### EXERCISE INPUTS
================================

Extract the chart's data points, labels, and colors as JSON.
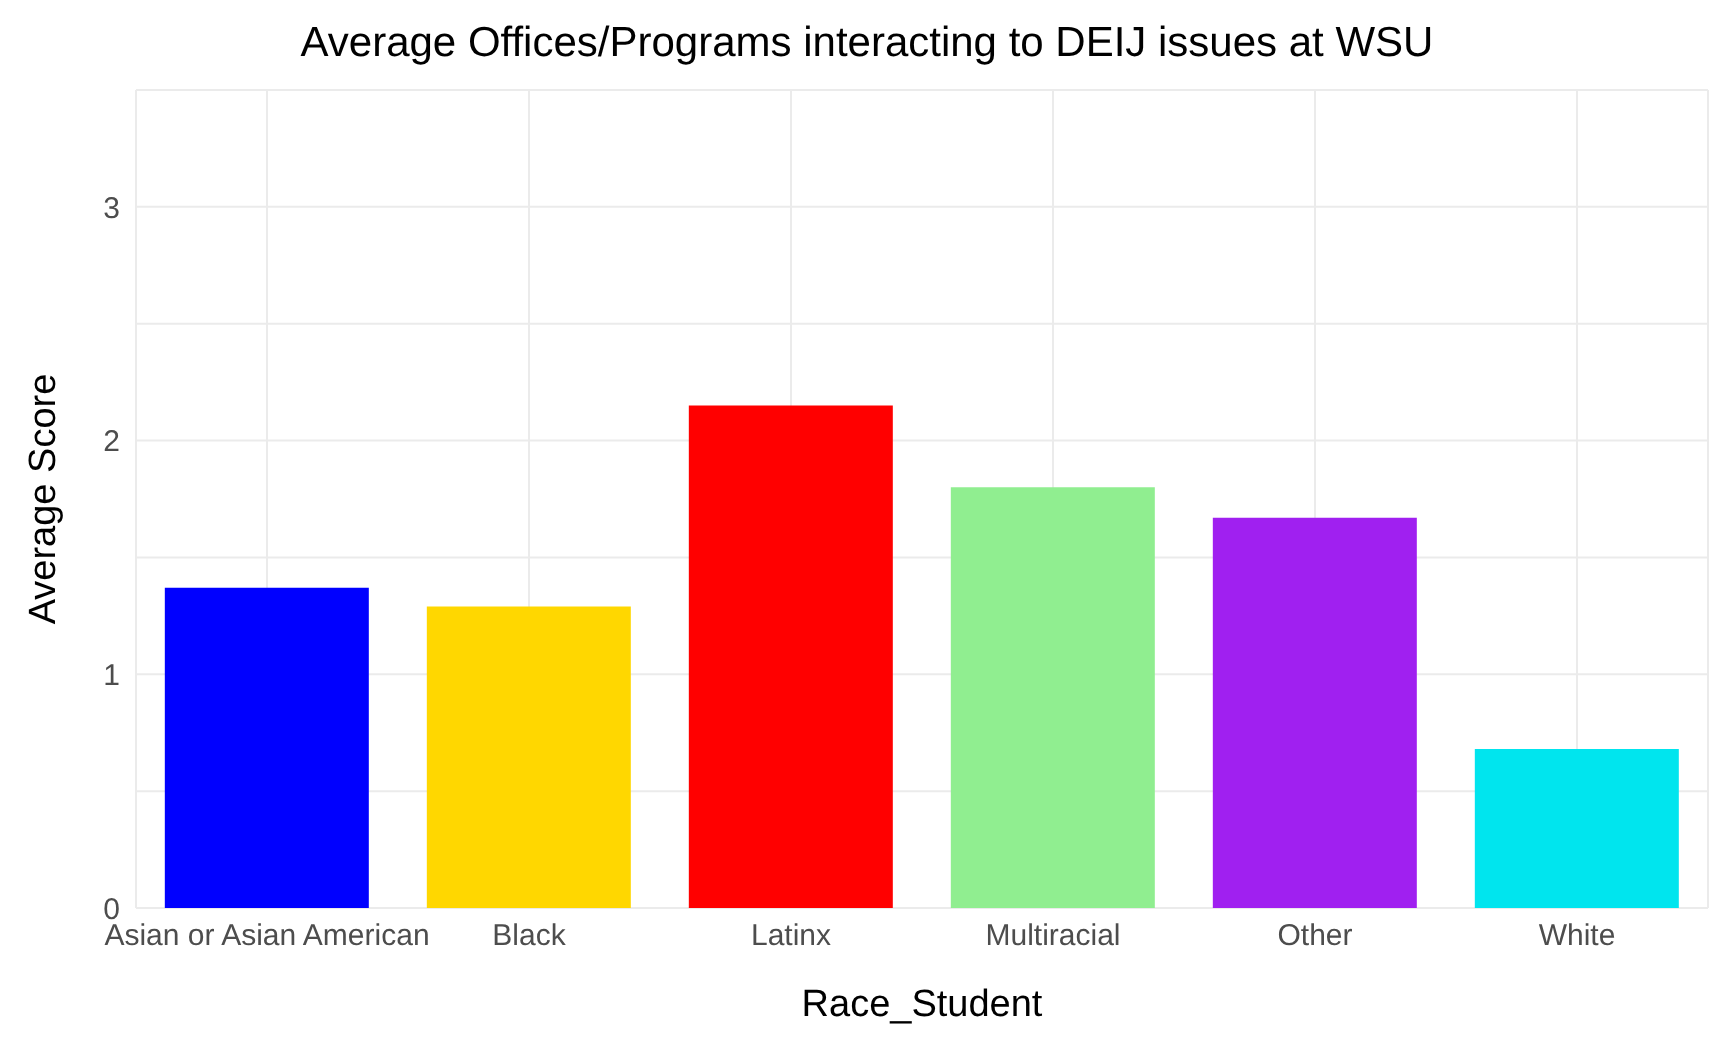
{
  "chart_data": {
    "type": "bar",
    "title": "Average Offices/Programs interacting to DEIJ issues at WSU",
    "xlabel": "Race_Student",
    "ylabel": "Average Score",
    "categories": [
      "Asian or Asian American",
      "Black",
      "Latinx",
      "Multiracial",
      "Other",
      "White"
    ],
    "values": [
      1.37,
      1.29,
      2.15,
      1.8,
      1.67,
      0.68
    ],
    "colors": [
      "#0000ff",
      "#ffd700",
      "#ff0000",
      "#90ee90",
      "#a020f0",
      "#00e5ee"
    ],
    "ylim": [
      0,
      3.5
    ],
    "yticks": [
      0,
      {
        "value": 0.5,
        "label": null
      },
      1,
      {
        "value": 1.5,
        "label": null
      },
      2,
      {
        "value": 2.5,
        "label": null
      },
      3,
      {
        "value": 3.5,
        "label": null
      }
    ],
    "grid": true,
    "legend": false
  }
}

================================

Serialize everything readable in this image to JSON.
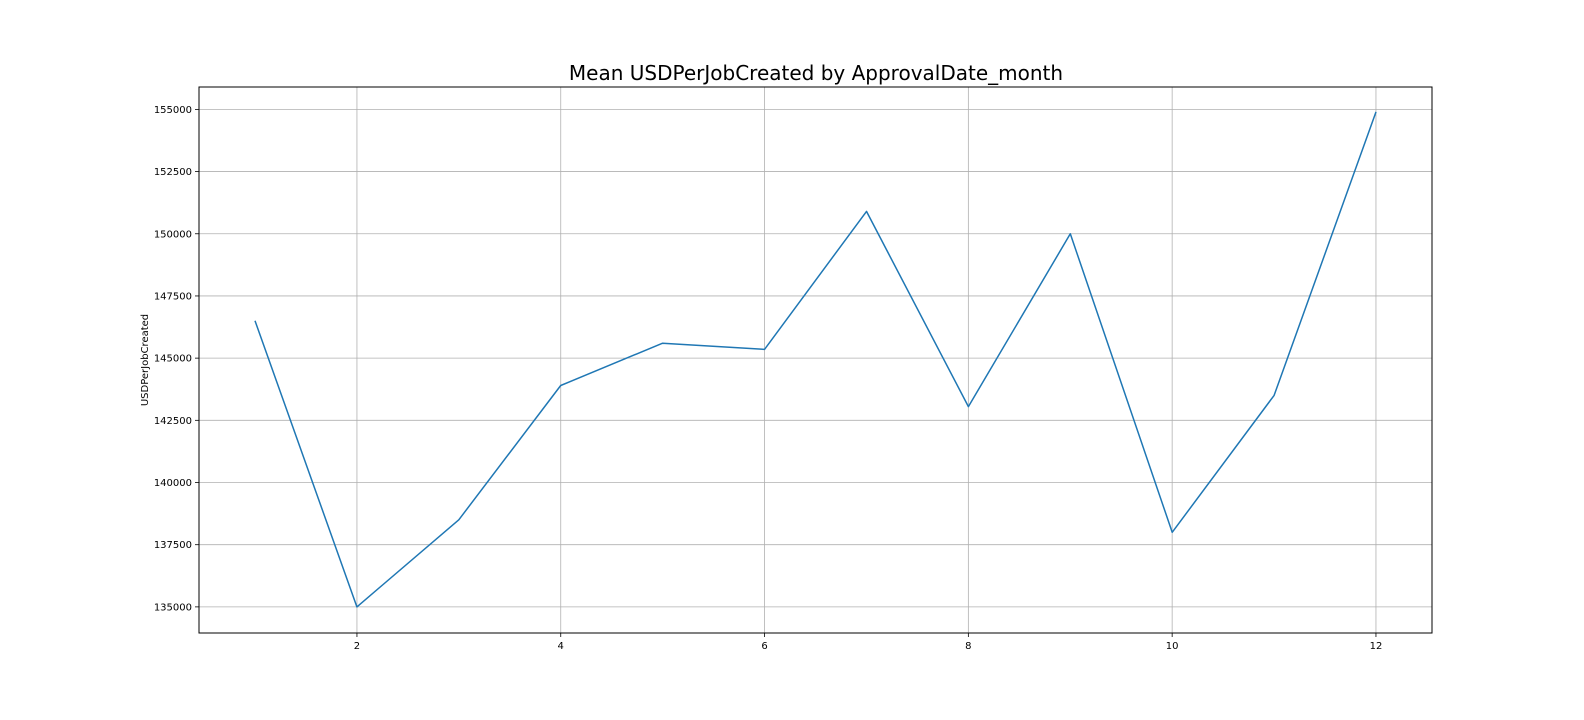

================================

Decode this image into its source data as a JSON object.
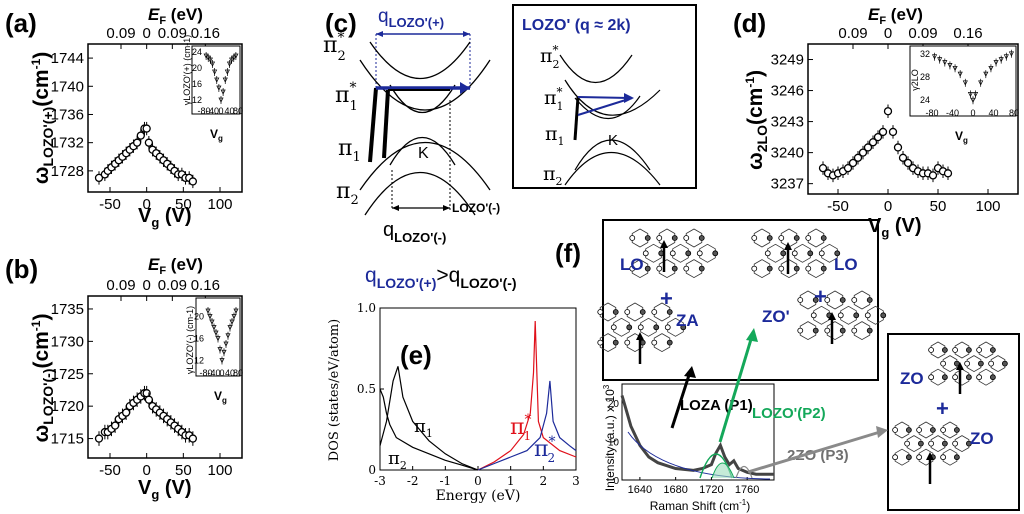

================================

### EXERCISE AIM
Find every line in the records above that contains the word "image", and copy each one.

### RESPONSE TO THIS TASK
Serialize everything readable in this image to JSON.
Decode this image into its source data as a JSON object.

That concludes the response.